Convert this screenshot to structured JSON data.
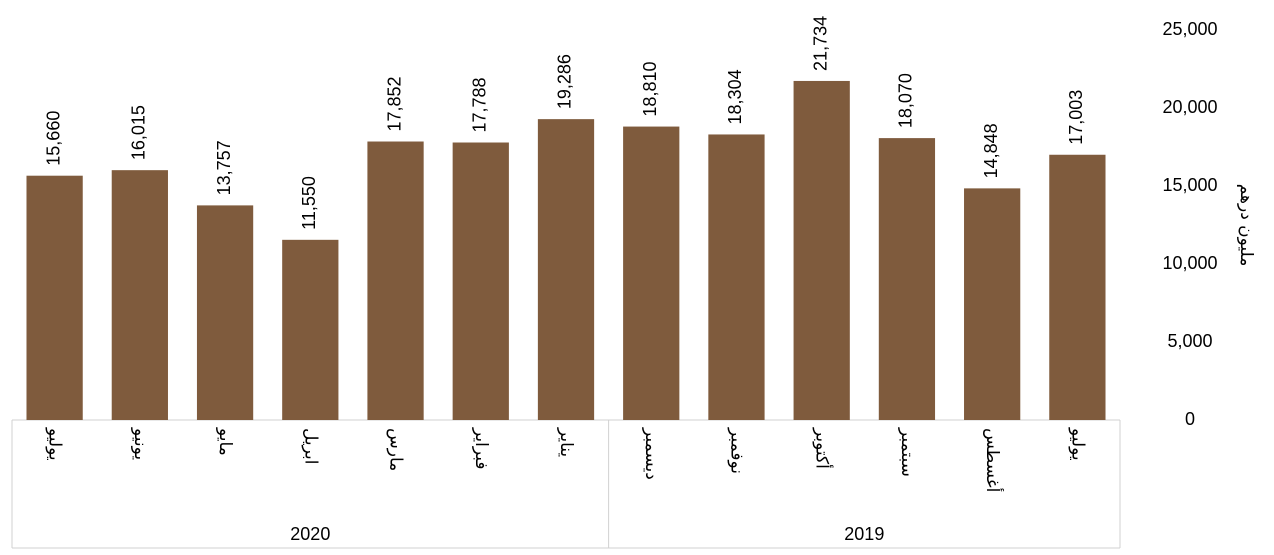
{
  "chart_data": {
    "type": "bar",
    "categories": [
      "يوليو",
      "يونيو",
      "مايو",
      "ابريل",
      "مارس",
      "فبراير",
      "يناير",
      "ديسمبر",
      "نوفمبر",
      "أكتوبر",
      "سبتمبر",
      "أغسطس",
      "يوليو"
    ],
    "groups": [
      {
        "name": "2020",
        "size": 7
      },
      {
        "name": "2019",
        "size": 6
      }
    ],
    "values": [
      15660,
      16015,
      13757,
      11550,
      17852,
      17788,
      19286,
      18810,
      18304,
      21734,
      18070,
      14848,
      17003
    ],
    "value_labels": [
      "15,660",
      "16,015",
      "13,757",
      "11,550",
      "17,852",
      "17,788",
      "19,286",
      "18,810",
      "18,304",
      "21,734",
      "18,070",
      "14,848",
      "17,003"
    ],
    "color": "#7f5b3d",
    "y_axis_label": "مليون درهم",
    "y_axis_side": "right",
    "ylim": [
      0,
      25000
    ],
    "yticks": [
      0,
      {
        "value": 5000,
        "label": "5,000"
      },
      {
        "value": 10000,
        "label": "10,000"
      },
      {
        "value": 15000,
        "label": "15,000"
      },
      {
        "value": 20000,
        "label": "20,000"
      },
      {
        "value": 25000,
        "label": "25,000"
      }
    ],
    "grid": false
  }
}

* STATED EXERCISE: Retype the entries word for word. Omit any images.

* THE RESULT:
Convert this screenshot to structured JSON data.
{
  "chart_data": {
    "type": "bar",
    "categories": [
      "يوليو",
      "يونيو",
      "مايو",
      "ابريل",
      "مارس",
      "فبراير",
      "يناير",
      "ديسمبر",
      "نوفمبر",
      "أكتوبر",
      "سبتمبر",
      "أغسطس",
      "يوليو"
    ],
    "groups": [
      {
        "name": "2020",
        "size": 7
      },
      {
        "name": "2019",
        "size": 6
      }
    ],
    "values": [
      15660,
      16015,
      13757,
      11550,
      17852,
      17788,
      19286,
      18810,
      18304,
      21734,
      18070,
      14848,
      17003
    ],
    "value_labels": [
      "15,660",
      "16,015",
      "13,757",
      "11,550",
      "17,852",
      "17,788",
      "19,286",
      "18,810",
      "18,304",
      "21,734",
      "18,070",
      "14,848",
      "17,003"
    ],
    "color": "#7f5b3d",
    "y_axis_label": "مليون درهم",
    "y_axis_side": "right",
    "ylim": [
      0,
      25000
    ],
    "yticks": [
      0,
      {
        "value": 5000,
        "label": "5,000"
      },
      {
        "value": 10000,
        "label": "10,000"
      },
      {
        "value": 15000,
        "label": "15,000"
      },
      {
        "value": 20000,
        "label": "20,000"
      },
      {
        "value": 25000,
        "label": "25,000"
      }
    ],
    "grid": false
  }
}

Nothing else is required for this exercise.